== Assignment ==
Say only how many lines in the entries below contain the word "thymus".
··· Entries supplied
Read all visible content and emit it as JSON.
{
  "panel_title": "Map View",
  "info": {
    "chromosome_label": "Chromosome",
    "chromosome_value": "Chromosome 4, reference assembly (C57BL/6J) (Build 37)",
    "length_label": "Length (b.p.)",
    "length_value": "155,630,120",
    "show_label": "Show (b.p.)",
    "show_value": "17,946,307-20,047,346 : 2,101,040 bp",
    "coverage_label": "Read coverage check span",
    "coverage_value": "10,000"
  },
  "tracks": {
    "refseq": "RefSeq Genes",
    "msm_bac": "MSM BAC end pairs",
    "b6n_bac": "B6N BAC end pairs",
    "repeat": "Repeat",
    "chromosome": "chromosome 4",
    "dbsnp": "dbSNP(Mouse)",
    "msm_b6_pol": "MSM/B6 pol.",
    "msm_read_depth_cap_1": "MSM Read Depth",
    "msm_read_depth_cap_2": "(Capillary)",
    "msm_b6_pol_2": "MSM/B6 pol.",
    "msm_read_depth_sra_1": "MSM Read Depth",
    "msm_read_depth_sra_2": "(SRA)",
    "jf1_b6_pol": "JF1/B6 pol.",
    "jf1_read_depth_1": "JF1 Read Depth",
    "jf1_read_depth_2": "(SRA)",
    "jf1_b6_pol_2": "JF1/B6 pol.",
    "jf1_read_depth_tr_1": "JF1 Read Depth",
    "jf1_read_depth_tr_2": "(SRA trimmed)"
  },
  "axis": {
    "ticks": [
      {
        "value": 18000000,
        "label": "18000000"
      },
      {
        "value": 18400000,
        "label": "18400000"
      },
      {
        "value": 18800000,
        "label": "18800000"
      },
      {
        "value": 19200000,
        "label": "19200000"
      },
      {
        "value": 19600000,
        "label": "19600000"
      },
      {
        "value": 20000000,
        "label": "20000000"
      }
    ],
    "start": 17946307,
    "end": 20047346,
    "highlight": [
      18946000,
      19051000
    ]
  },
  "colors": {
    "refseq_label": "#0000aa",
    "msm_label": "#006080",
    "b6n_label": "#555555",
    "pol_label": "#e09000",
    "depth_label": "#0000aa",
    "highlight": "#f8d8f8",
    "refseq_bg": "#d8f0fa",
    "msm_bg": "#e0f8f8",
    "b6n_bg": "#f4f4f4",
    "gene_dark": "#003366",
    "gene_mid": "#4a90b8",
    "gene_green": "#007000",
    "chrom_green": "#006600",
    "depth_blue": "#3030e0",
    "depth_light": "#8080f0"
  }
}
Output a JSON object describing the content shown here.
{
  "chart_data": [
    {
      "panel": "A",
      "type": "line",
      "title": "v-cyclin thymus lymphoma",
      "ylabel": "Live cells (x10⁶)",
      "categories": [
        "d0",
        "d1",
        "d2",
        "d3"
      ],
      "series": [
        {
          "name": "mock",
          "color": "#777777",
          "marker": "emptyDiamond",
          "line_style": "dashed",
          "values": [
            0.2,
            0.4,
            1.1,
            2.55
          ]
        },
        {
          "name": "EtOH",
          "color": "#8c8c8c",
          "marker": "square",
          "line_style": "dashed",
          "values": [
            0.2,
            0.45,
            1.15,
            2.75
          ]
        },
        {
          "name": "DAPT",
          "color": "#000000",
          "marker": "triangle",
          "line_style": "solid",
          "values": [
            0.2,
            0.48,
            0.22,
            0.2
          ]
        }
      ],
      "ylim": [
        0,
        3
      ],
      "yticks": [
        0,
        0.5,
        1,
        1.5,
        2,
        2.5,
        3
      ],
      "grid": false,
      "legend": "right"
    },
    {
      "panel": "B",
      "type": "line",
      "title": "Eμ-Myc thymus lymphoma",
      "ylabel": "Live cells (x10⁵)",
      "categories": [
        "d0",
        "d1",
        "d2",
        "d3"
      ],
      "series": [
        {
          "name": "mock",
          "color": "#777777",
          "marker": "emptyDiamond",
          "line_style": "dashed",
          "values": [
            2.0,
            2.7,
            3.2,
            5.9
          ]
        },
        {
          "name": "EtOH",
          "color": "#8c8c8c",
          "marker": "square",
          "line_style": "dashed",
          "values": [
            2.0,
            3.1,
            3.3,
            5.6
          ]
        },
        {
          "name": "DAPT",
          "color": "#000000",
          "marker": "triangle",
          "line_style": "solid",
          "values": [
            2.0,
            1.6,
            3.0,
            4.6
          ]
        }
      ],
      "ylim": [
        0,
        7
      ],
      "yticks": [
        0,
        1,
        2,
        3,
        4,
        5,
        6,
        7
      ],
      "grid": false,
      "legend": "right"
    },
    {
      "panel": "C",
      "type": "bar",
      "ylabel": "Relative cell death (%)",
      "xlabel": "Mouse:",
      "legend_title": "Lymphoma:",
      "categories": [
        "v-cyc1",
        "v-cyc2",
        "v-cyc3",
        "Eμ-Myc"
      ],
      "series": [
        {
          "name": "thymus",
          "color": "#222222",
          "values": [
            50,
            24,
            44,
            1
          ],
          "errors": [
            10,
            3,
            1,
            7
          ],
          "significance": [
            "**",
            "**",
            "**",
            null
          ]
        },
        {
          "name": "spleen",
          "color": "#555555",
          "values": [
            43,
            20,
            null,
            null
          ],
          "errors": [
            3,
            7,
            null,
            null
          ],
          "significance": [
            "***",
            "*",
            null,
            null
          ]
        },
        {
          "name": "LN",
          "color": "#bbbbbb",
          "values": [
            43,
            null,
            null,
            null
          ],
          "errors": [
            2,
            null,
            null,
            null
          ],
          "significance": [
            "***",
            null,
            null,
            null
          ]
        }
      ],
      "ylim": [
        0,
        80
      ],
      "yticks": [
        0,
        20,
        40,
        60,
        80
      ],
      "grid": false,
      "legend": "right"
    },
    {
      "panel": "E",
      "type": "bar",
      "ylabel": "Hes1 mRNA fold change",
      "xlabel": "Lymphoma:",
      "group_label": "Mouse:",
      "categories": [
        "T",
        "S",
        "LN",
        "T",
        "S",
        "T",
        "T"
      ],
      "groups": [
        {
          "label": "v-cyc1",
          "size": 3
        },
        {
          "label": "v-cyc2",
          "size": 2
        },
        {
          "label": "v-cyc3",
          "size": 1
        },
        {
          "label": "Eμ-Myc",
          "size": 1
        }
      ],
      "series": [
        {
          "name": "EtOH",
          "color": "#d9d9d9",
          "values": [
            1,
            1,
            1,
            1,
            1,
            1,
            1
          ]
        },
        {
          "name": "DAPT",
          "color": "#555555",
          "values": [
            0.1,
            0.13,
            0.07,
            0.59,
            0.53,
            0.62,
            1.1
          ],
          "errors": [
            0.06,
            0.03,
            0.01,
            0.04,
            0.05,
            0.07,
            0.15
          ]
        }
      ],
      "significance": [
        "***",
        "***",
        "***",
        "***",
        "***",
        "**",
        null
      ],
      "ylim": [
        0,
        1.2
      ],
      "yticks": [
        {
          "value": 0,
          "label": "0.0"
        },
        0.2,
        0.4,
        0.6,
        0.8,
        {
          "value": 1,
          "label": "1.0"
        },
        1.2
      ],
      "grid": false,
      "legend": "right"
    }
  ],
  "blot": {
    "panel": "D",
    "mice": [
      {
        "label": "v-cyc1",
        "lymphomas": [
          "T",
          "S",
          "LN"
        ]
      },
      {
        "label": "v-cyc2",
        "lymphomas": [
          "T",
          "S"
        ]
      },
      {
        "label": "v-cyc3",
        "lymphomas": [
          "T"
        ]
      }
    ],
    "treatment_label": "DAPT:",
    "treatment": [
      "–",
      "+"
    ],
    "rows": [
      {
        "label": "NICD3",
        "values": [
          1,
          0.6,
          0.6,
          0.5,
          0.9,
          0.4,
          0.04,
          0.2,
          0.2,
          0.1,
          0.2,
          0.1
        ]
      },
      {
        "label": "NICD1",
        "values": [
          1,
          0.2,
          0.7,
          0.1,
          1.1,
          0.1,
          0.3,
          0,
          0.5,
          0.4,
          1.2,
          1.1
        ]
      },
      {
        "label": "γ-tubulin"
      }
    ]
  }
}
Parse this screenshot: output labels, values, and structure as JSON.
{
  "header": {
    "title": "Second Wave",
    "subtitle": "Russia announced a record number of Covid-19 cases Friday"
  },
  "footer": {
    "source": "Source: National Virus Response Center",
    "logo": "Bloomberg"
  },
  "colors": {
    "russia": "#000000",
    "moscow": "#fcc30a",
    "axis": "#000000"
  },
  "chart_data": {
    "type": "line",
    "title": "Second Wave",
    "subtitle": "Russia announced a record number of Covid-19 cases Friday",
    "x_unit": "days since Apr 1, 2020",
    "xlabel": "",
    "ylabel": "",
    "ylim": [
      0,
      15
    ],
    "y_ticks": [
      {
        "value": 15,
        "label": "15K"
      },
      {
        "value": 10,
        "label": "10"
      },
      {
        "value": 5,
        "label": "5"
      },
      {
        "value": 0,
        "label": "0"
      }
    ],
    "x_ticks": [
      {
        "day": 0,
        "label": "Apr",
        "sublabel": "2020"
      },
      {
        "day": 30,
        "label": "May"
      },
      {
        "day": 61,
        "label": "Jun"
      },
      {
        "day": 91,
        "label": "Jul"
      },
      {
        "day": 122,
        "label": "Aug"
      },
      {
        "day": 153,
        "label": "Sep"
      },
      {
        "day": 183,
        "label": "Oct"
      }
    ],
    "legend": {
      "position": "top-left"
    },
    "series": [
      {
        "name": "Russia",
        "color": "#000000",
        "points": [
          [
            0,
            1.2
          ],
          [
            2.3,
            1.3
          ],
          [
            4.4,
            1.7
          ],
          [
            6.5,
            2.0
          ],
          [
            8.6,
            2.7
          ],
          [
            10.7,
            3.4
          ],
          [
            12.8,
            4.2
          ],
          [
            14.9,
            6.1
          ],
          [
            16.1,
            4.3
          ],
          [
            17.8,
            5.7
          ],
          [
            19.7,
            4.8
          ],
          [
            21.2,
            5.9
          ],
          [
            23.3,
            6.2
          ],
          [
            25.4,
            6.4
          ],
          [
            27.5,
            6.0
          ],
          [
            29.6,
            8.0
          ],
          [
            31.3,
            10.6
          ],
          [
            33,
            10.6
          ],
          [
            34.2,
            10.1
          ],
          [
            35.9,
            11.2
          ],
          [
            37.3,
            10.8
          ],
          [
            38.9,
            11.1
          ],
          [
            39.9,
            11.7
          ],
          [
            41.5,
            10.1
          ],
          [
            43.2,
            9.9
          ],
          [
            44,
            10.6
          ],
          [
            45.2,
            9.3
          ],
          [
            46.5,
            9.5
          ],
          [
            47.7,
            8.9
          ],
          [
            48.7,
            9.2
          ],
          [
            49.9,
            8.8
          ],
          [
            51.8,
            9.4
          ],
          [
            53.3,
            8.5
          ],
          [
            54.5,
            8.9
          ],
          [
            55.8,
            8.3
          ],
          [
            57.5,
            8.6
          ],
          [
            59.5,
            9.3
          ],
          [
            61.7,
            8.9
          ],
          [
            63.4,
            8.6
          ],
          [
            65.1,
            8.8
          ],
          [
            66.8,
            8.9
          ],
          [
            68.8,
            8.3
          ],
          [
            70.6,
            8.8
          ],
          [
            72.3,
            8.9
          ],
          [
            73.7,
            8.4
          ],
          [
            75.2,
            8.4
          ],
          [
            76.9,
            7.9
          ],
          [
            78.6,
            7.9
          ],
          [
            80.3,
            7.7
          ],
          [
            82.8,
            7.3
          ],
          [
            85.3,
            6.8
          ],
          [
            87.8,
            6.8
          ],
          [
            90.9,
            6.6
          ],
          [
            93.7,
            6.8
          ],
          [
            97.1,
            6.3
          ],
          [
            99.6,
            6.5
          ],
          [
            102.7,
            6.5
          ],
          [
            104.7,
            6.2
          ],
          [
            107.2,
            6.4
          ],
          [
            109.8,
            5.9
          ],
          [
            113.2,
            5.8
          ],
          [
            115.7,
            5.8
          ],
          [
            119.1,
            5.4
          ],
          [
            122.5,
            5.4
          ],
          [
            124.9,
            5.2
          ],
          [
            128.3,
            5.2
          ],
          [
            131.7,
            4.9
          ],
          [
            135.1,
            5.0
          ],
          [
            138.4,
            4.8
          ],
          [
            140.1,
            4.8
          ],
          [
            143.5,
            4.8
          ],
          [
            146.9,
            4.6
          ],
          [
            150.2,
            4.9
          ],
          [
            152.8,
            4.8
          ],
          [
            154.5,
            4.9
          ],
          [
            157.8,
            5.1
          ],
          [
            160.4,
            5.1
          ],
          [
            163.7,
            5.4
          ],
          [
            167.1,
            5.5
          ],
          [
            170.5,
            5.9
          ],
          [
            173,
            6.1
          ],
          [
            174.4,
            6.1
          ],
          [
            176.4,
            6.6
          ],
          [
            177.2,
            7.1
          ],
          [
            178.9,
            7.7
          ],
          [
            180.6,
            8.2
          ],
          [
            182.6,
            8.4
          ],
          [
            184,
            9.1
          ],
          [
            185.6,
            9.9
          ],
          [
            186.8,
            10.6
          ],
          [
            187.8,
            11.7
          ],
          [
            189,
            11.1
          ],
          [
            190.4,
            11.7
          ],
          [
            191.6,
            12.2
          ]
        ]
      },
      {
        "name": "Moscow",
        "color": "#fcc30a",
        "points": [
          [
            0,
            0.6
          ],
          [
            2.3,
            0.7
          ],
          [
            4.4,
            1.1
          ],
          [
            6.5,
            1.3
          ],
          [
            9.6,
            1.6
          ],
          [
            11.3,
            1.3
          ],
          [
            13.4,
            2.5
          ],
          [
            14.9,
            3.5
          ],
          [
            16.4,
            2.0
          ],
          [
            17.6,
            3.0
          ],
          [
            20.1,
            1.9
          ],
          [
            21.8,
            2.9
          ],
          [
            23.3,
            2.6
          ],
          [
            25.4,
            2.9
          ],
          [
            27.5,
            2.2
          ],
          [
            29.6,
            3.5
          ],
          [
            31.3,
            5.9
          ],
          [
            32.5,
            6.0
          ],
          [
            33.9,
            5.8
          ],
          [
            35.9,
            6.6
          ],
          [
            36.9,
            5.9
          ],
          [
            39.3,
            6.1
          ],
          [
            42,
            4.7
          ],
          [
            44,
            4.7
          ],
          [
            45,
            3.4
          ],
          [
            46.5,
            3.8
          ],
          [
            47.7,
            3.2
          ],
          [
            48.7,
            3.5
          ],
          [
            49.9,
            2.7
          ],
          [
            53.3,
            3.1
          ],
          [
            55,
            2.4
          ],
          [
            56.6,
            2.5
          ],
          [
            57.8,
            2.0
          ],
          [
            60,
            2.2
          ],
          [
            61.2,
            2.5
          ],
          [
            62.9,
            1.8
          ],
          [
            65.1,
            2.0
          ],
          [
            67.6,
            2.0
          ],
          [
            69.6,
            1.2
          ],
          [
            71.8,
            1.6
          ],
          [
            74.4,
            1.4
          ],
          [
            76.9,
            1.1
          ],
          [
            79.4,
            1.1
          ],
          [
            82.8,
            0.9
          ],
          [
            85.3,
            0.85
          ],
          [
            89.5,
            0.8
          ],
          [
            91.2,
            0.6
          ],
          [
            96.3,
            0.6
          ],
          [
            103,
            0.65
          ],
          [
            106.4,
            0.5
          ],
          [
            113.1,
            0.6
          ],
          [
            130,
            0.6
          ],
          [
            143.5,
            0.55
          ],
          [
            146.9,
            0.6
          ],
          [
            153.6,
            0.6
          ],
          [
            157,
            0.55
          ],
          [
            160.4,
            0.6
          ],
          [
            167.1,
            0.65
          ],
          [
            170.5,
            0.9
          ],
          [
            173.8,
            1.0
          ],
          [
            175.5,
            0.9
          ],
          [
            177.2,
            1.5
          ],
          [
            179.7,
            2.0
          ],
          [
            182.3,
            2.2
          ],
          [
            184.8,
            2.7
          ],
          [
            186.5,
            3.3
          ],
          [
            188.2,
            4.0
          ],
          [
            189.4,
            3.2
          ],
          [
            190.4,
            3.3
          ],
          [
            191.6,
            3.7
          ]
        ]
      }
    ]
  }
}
······
== Task result ==
3